◆ **EXERCISE DETAILS**
Copy each line in the data that includes the word "likes".

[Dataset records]
* start *

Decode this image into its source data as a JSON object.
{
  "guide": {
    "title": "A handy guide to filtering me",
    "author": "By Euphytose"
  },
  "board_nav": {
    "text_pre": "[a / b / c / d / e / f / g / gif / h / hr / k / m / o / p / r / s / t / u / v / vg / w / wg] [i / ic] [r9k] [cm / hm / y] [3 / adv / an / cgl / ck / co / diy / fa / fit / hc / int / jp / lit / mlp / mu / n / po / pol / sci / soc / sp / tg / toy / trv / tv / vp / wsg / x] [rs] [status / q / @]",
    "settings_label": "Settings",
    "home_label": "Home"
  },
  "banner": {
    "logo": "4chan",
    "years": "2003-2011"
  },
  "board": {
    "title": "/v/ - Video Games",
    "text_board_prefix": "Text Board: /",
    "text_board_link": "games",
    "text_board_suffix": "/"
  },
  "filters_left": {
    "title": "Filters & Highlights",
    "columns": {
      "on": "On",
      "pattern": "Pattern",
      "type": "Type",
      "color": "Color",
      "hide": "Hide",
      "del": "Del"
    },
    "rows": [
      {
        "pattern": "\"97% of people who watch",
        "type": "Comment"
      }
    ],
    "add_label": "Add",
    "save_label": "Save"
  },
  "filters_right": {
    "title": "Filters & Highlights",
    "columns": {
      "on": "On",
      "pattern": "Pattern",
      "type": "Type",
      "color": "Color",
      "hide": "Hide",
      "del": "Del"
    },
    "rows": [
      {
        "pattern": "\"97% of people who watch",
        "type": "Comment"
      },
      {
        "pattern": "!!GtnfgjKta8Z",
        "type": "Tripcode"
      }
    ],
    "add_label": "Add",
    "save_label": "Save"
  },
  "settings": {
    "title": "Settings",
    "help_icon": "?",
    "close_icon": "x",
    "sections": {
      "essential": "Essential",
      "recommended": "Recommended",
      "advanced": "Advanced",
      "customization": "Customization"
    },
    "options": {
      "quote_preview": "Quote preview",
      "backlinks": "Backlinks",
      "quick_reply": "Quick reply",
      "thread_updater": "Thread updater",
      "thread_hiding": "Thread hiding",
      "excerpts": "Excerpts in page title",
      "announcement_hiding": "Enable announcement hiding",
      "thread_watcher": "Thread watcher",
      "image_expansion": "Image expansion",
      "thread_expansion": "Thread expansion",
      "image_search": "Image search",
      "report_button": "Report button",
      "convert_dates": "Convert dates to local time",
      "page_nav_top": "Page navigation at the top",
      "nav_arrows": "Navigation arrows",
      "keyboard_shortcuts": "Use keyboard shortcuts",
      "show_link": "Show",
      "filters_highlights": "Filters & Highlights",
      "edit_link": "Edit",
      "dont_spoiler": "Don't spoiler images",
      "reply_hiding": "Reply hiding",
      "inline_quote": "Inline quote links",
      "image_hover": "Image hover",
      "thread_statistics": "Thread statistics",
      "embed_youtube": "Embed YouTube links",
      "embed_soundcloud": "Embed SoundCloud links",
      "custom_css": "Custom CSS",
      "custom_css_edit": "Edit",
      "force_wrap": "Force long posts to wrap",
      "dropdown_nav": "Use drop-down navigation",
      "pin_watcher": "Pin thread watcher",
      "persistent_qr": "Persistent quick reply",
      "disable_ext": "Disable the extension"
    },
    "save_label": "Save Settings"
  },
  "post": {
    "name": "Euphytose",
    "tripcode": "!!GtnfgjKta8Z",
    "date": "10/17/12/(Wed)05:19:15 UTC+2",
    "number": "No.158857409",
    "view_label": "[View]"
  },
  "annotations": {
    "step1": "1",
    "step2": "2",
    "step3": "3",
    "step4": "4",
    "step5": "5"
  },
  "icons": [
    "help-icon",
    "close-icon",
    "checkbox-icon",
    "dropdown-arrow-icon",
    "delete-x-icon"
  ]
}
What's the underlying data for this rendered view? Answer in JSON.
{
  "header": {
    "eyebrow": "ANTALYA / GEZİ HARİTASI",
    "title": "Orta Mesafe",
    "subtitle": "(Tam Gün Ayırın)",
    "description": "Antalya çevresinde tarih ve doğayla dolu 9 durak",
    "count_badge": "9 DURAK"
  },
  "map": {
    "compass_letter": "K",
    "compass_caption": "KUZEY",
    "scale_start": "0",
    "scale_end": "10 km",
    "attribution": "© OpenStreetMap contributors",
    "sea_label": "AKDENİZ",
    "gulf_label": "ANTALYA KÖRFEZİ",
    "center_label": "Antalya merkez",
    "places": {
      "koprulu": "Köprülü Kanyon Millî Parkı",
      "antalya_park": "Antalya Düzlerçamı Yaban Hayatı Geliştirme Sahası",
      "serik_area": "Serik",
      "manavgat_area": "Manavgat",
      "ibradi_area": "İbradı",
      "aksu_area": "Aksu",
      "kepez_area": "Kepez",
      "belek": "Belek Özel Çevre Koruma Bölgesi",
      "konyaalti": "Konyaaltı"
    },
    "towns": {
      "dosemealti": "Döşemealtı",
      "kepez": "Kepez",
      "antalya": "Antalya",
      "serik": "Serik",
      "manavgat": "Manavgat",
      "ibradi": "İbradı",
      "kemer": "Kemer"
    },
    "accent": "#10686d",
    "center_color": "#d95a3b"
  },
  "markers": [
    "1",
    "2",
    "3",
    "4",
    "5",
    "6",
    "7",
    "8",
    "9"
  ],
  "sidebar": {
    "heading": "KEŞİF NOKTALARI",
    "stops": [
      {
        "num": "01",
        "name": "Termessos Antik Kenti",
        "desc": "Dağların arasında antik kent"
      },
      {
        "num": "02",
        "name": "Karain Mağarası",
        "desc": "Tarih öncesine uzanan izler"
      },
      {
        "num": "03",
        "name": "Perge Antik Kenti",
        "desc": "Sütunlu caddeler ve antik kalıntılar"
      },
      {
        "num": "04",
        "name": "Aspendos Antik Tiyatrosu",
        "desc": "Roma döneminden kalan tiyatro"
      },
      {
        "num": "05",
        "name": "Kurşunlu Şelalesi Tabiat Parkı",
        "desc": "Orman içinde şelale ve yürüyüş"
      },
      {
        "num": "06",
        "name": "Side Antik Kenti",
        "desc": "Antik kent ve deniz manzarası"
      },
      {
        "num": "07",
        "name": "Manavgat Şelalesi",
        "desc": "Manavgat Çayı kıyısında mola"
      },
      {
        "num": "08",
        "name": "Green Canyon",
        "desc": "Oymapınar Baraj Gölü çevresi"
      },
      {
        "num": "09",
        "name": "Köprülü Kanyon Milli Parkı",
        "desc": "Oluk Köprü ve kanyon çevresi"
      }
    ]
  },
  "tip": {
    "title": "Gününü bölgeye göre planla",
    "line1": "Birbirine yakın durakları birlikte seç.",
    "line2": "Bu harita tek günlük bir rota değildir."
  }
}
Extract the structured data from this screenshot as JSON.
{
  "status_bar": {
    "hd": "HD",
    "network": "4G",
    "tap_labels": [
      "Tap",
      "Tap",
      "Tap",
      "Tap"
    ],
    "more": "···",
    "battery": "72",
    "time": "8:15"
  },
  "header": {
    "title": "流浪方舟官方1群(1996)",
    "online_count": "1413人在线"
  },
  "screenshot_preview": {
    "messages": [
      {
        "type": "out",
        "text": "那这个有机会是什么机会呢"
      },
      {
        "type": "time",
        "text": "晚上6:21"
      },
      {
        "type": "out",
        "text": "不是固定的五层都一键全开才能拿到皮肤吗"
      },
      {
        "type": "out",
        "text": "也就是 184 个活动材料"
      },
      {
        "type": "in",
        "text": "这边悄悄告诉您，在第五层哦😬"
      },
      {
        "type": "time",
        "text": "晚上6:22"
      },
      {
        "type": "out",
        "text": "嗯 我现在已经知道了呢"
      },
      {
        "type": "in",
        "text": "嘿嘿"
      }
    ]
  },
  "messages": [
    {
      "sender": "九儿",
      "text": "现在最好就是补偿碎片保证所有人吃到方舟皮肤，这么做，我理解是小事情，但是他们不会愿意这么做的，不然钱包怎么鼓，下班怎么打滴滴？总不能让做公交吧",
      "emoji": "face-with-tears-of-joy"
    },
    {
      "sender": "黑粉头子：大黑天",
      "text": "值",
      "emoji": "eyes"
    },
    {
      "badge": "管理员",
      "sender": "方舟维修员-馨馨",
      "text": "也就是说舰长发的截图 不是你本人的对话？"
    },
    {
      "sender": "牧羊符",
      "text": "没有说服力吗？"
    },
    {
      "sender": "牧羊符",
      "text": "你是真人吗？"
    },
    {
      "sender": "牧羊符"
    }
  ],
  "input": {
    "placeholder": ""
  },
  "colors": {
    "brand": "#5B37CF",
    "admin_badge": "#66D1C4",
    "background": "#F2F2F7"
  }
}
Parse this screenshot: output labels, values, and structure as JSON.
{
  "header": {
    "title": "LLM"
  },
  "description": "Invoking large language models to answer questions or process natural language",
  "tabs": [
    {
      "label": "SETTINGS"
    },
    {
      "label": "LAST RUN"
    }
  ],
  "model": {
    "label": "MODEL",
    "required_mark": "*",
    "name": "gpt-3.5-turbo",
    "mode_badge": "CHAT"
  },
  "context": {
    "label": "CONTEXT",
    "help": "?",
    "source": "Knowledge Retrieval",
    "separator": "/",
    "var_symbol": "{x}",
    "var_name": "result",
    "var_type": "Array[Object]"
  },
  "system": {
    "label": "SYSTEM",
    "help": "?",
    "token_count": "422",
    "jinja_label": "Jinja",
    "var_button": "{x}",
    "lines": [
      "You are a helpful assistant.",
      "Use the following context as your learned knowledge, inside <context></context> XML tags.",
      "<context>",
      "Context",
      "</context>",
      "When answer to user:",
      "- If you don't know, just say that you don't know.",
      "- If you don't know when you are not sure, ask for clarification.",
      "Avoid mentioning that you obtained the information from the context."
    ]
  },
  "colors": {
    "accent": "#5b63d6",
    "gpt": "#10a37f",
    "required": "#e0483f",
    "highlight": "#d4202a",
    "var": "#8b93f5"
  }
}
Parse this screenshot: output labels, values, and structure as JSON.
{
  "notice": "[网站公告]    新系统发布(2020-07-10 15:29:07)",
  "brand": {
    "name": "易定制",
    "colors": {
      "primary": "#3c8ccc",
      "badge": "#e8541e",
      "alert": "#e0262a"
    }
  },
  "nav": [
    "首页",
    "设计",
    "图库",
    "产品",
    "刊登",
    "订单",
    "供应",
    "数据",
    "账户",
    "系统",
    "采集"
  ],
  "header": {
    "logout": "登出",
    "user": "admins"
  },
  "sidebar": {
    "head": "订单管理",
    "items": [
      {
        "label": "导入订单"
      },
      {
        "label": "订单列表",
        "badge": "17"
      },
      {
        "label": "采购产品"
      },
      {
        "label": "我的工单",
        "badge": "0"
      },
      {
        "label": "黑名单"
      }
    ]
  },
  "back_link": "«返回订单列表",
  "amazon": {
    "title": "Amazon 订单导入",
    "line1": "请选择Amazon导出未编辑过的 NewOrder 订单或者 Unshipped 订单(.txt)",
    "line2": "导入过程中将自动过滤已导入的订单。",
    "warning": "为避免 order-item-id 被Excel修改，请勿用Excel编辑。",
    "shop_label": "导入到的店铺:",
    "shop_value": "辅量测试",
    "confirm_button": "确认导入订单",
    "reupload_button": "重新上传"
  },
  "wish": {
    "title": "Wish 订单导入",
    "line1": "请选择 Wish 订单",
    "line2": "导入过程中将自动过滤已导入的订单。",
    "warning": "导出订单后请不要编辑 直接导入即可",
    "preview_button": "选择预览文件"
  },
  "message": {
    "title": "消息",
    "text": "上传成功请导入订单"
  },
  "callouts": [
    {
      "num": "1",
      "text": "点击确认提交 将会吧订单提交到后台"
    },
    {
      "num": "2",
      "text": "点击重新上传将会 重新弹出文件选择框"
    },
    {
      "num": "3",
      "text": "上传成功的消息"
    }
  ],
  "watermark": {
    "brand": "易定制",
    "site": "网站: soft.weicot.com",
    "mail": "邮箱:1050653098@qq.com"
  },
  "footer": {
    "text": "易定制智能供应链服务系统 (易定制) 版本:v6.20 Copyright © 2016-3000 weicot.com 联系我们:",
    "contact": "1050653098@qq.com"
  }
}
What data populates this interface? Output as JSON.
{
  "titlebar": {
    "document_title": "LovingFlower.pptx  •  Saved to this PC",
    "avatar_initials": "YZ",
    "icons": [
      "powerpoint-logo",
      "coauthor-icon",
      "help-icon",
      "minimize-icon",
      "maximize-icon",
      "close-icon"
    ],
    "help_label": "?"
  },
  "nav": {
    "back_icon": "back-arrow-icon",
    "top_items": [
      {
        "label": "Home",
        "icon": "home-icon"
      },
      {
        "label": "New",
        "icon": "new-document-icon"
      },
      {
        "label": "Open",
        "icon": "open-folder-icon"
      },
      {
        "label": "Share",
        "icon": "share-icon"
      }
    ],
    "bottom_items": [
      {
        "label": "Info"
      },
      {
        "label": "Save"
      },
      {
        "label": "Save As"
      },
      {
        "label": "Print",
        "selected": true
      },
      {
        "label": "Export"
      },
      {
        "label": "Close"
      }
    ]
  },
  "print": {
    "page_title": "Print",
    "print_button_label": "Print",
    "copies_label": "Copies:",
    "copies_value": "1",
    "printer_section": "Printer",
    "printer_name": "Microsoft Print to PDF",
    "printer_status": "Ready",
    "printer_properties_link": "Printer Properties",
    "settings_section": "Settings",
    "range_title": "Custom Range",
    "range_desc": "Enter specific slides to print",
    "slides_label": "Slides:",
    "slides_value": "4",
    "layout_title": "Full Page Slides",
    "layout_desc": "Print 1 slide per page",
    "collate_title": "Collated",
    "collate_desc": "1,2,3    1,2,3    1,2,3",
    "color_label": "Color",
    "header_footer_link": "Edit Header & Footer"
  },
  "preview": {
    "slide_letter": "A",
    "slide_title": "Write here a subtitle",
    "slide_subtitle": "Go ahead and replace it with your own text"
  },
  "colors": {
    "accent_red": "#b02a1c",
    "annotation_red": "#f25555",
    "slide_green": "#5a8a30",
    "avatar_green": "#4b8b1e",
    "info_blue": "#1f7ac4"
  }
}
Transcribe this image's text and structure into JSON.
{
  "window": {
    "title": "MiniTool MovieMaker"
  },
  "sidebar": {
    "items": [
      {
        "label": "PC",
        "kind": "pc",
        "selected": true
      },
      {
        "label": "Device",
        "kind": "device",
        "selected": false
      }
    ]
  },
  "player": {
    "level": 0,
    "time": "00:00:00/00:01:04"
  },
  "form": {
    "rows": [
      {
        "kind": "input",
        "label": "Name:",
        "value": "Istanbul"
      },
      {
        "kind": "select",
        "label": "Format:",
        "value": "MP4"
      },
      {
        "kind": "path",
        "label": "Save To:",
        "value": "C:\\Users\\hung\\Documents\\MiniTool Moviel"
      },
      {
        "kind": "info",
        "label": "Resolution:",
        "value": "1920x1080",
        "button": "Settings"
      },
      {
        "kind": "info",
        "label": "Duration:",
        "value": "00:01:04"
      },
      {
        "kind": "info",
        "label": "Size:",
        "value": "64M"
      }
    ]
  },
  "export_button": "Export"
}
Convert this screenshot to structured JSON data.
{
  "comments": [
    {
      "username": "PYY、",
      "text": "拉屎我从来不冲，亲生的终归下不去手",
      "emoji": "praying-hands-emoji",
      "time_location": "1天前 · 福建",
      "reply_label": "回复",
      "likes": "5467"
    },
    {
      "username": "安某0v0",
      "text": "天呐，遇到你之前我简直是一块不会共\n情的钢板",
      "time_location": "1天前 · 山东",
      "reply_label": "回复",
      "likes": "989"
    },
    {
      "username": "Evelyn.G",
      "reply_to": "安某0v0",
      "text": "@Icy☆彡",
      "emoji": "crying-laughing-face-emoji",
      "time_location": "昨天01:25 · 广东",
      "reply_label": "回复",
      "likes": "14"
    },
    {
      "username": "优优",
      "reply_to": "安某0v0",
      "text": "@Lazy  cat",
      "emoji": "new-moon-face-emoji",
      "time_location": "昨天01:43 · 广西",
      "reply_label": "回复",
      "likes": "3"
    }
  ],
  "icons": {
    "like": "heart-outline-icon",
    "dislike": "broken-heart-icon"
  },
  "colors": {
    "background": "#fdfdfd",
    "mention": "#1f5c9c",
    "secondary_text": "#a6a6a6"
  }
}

* end *

◆ **CORRECT RESPONSE**
      "likes": "5467"
      "likes": "989"
      "likes": "14"
      "likes": "3"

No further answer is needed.